- _THE TASK_: Check each line for the string "plain", then give only how many lines have it.

[Start MATERIAL SUPPLIED]

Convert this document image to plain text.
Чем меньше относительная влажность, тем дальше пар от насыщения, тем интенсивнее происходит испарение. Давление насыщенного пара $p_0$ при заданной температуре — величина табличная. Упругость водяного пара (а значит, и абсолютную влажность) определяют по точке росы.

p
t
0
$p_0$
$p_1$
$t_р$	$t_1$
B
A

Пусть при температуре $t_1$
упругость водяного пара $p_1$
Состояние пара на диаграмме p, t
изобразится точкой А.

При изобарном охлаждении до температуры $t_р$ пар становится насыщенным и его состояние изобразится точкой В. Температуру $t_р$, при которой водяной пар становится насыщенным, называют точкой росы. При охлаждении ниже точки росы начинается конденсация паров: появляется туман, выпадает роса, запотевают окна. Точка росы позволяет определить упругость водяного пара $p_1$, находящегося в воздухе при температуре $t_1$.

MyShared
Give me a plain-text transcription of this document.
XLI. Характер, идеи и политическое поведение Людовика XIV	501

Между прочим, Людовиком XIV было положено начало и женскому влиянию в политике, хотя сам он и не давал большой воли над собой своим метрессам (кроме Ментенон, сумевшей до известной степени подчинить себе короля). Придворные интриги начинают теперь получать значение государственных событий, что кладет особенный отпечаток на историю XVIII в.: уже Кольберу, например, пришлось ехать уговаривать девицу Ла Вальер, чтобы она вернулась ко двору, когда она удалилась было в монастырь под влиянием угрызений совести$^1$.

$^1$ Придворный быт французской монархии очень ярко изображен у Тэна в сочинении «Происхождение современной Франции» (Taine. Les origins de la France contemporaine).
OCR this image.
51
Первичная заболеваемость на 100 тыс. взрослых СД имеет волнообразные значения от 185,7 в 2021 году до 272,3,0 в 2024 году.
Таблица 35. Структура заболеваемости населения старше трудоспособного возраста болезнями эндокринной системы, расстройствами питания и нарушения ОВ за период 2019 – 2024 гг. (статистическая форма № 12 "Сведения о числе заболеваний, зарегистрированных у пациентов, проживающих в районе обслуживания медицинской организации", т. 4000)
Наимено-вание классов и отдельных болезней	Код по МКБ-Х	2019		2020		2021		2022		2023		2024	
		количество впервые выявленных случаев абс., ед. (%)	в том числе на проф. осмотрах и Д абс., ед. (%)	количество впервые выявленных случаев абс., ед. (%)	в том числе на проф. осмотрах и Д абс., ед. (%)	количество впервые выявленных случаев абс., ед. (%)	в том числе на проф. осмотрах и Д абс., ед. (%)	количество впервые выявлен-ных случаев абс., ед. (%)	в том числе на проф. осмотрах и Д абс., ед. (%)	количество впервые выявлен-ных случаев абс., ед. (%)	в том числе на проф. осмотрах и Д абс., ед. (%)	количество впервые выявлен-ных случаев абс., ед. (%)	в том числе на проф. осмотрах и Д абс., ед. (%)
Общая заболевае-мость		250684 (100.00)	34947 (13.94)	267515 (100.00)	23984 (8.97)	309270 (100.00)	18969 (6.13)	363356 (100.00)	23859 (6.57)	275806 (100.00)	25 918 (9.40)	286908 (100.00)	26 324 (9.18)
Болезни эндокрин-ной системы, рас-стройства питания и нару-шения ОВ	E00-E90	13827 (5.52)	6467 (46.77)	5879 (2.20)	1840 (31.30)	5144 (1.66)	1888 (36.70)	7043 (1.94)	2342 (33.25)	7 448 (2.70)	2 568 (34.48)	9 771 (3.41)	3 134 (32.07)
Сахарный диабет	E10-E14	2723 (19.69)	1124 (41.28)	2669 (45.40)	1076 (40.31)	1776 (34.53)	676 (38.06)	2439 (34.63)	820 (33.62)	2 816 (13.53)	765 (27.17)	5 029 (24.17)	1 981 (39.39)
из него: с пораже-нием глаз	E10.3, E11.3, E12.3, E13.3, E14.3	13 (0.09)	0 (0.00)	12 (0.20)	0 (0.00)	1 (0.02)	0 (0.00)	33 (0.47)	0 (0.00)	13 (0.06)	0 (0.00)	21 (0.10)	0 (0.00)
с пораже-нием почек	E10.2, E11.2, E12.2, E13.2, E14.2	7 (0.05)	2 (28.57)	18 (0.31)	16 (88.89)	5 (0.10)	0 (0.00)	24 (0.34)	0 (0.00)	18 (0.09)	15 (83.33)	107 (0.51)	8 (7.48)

[End MATERIAL SUPPLIED]

- _THE SOLUTION_: 2